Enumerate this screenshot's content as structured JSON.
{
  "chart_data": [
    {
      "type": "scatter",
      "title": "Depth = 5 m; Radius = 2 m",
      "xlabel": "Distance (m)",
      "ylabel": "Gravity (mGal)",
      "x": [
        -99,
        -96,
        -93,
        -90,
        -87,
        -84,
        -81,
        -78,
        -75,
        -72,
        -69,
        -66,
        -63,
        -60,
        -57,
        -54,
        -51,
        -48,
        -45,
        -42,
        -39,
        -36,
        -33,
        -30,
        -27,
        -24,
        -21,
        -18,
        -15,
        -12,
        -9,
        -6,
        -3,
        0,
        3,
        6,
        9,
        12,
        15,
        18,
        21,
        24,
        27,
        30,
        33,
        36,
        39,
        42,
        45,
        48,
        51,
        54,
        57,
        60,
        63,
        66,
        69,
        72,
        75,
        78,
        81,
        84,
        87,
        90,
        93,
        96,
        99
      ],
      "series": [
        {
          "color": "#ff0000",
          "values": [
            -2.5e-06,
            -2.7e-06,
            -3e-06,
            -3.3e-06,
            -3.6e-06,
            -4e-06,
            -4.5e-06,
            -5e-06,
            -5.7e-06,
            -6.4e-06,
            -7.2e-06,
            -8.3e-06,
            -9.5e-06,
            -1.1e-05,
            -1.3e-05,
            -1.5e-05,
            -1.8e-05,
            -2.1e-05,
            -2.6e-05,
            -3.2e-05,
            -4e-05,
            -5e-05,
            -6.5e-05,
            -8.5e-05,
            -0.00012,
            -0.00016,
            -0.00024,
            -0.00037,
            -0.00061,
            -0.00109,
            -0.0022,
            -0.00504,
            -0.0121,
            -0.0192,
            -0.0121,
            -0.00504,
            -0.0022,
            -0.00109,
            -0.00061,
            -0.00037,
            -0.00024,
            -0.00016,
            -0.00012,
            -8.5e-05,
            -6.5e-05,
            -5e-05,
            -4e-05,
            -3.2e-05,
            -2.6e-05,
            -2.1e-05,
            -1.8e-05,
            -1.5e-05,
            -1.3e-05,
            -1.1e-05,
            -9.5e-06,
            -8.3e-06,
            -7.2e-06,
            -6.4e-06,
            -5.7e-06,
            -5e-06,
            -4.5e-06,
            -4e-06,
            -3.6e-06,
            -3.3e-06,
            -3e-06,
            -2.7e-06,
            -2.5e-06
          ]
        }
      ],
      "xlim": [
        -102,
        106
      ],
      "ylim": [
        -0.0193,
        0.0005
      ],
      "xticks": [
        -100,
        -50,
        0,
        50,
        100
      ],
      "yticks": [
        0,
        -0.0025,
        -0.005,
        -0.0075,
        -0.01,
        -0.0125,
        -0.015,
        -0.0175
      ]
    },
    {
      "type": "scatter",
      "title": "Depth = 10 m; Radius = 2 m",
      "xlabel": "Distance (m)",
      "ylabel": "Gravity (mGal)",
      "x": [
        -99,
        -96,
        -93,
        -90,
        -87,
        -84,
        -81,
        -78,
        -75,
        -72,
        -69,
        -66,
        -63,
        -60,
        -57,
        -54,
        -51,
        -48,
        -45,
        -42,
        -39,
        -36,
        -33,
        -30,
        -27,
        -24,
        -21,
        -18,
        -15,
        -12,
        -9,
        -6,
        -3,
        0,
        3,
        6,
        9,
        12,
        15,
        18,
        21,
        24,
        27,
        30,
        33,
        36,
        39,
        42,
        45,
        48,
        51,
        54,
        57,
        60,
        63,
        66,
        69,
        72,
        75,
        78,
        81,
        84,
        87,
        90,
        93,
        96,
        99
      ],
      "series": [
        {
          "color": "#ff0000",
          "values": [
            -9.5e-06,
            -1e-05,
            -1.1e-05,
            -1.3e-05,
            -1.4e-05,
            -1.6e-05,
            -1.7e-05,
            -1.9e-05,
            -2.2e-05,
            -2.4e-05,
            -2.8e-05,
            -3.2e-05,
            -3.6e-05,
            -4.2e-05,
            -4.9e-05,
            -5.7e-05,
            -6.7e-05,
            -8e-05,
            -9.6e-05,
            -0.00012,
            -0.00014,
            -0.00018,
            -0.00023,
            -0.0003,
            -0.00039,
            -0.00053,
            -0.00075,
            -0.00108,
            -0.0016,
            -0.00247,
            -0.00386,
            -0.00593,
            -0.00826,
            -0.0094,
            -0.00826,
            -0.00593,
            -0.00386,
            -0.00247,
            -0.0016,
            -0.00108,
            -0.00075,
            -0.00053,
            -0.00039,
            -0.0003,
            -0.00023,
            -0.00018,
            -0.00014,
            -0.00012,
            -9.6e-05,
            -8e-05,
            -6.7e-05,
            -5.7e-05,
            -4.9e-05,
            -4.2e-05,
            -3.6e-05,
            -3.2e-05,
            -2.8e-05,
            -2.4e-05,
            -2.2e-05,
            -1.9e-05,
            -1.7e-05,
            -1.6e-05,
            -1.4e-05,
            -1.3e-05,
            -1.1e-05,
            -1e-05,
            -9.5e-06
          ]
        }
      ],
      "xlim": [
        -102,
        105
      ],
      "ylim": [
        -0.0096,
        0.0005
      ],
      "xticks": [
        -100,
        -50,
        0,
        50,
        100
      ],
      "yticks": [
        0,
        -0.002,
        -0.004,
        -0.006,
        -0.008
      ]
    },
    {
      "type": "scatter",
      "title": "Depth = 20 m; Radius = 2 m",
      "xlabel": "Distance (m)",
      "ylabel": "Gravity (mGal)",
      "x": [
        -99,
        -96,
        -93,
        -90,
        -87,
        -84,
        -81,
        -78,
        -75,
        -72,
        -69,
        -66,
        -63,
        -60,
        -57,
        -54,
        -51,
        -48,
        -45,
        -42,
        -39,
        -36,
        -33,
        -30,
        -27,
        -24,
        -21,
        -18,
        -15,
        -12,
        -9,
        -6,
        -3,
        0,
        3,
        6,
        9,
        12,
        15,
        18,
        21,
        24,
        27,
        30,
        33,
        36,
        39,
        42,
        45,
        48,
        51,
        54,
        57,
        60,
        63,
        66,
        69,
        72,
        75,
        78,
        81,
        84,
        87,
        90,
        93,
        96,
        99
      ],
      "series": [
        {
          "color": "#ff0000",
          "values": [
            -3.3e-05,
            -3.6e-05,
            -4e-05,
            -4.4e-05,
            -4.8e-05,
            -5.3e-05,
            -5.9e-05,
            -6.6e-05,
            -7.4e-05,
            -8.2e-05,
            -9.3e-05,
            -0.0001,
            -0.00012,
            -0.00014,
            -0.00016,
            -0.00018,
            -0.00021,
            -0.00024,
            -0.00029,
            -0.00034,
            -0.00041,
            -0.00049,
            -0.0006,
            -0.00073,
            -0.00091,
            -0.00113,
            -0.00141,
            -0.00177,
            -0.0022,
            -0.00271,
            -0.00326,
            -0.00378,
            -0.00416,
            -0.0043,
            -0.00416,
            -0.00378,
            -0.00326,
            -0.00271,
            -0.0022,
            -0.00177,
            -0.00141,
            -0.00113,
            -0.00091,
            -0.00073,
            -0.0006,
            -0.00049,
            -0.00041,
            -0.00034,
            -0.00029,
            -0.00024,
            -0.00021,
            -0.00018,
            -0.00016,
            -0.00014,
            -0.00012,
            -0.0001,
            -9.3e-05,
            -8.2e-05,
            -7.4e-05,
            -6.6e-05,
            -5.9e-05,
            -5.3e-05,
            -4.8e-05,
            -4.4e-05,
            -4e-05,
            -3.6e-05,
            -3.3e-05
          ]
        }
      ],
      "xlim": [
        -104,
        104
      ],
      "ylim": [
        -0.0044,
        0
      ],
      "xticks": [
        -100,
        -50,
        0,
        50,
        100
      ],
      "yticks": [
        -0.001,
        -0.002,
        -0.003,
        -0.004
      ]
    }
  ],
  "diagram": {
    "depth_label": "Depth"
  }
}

•••

**Instruction:** From the listing, tally every line with the word "Depth" in it and give only the tally.

**Reply to the task:** 4